SET TASK >>
Search the listing below for the string "activated" and copy every line where it occurs.

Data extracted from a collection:
--*--

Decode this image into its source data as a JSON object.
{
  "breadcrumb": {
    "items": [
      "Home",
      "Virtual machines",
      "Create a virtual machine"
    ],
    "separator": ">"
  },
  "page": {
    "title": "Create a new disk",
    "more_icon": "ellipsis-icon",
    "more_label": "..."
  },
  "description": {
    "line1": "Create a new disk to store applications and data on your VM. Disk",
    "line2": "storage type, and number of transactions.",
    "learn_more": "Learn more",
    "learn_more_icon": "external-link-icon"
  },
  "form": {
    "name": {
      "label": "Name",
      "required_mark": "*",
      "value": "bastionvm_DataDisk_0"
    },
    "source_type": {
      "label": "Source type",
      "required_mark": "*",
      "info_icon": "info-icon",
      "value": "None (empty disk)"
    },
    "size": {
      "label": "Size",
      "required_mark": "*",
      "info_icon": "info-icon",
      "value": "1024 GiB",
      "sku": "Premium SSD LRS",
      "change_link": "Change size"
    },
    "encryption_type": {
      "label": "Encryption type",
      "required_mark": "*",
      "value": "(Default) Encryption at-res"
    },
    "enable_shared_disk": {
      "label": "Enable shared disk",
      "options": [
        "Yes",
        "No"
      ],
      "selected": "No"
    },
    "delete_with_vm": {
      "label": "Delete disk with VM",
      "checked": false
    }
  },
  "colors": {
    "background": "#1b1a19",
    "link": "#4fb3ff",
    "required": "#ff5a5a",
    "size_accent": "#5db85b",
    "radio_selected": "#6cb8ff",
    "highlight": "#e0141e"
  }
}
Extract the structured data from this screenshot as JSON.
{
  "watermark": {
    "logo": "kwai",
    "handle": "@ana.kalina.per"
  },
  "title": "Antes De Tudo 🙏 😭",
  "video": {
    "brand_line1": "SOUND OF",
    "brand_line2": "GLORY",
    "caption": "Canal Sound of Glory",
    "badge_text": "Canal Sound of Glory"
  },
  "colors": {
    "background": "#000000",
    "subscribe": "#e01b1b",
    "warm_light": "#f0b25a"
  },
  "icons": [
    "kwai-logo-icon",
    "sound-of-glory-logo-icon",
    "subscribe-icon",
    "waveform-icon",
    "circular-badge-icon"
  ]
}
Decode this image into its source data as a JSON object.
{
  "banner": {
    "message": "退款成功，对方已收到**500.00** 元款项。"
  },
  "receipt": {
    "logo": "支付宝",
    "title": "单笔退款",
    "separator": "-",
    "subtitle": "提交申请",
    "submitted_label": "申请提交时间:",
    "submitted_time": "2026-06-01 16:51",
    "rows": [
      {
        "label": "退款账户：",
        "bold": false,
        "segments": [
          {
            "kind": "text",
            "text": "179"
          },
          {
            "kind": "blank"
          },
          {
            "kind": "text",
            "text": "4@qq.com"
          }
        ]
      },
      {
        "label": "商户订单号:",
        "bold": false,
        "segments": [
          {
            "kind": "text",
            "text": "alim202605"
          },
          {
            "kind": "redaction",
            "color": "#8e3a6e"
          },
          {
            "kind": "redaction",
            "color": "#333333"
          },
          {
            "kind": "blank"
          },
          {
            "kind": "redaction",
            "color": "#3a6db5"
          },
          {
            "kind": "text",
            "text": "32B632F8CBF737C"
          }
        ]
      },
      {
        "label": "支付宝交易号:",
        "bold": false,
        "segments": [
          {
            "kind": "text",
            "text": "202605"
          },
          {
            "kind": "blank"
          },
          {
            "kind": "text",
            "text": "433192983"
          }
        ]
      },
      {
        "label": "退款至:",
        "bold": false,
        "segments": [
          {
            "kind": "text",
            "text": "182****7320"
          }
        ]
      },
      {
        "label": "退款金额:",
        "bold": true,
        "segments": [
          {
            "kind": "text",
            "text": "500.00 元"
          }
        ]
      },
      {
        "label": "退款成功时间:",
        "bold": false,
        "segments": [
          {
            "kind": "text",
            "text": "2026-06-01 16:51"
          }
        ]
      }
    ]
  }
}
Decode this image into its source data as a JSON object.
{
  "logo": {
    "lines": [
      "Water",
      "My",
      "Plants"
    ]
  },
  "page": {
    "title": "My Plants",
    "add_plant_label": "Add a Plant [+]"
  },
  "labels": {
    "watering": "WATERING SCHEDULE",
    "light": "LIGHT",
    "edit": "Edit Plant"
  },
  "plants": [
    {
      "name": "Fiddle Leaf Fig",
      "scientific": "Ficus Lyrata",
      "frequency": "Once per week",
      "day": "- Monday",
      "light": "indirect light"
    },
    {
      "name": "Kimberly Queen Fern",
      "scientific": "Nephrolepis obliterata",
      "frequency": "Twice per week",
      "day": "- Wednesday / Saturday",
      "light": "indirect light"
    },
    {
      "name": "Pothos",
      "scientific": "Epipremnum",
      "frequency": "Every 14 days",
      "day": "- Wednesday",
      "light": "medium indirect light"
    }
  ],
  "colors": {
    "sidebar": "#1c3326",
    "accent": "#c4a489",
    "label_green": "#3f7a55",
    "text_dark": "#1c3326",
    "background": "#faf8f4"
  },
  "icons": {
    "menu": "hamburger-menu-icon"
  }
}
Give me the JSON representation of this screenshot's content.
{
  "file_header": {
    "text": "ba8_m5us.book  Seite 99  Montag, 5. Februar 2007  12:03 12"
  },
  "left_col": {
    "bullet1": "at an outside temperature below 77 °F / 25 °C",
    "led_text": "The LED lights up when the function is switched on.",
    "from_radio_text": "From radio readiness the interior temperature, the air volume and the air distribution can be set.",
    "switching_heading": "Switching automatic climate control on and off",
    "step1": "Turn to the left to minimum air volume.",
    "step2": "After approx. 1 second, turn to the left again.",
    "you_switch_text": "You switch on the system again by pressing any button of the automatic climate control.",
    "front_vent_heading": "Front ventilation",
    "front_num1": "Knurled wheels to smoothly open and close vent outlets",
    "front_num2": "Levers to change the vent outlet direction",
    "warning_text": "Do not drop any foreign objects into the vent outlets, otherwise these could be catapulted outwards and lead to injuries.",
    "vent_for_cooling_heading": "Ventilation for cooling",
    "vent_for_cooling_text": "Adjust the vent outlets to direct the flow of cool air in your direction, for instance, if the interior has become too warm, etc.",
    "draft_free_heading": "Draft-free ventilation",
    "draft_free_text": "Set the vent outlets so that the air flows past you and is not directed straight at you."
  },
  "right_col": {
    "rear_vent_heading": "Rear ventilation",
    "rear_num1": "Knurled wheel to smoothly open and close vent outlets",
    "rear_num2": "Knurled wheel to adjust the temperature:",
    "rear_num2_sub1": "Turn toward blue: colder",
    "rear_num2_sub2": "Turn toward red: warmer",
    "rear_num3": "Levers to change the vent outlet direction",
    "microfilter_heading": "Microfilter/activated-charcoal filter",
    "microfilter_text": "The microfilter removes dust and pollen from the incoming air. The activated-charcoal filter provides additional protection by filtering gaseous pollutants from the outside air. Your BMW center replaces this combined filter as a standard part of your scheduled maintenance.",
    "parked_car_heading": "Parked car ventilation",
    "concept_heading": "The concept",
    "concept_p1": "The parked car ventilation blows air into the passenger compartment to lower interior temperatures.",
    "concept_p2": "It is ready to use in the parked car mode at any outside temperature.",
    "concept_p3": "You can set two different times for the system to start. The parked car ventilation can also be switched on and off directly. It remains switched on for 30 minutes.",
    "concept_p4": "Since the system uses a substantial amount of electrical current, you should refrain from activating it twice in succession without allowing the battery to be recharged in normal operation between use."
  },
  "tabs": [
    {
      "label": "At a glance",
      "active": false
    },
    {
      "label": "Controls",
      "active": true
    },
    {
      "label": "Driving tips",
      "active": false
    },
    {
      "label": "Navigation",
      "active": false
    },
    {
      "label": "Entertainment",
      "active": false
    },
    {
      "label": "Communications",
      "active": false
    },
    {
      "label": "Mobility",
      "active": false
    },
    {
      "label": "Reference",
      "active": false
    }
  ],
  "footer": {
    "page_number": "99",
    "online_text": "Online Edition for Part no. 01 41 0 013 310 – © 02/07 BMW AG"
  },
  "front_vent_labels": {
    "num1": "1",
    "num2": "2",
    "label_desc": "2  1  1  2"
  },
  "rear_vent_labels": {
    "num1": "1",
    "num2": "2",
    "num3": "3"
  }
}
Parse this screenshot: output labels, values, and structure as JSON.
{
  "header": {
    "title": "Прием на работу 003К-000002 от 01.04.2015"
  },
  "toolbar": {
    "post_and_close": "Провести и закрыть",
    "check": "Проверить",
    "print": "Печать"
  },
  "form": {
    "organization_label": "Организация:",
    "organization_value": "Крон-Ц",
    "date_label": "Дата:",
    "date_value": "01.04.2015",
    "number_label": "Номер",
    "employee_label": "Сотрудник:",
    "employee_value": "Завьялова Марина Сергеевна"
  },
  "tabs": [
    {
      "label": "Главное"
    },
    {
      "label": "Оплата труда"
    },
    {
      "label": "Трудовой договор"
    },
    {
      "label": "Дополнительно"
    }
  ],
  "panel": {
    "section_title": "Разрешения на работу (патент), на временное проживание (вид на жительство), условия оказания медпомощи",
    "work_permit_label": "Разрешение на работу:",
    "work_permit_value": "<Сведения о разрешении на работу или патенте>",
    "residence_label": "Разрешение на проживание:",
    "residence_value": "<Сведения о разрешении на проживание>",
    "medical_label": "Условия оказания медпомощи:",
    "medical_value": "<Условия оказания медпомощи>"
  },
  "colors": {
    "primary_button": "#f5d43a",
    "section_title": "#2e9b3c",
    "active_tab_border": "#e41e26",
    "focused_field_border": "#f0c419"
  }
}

--*--

TASK RESULT >>
    "microfilter_heading": "Microfilter/activated-charcoal filter",
    "microfilter_text": "The microfilter removes dust and pollen from the incoming air. The activated-charcoal filter provides additional protection by filtering gaseous pollutants from the outside air. Your BMW center replaces this combined filter as a standard part of your scheduled maintenance.",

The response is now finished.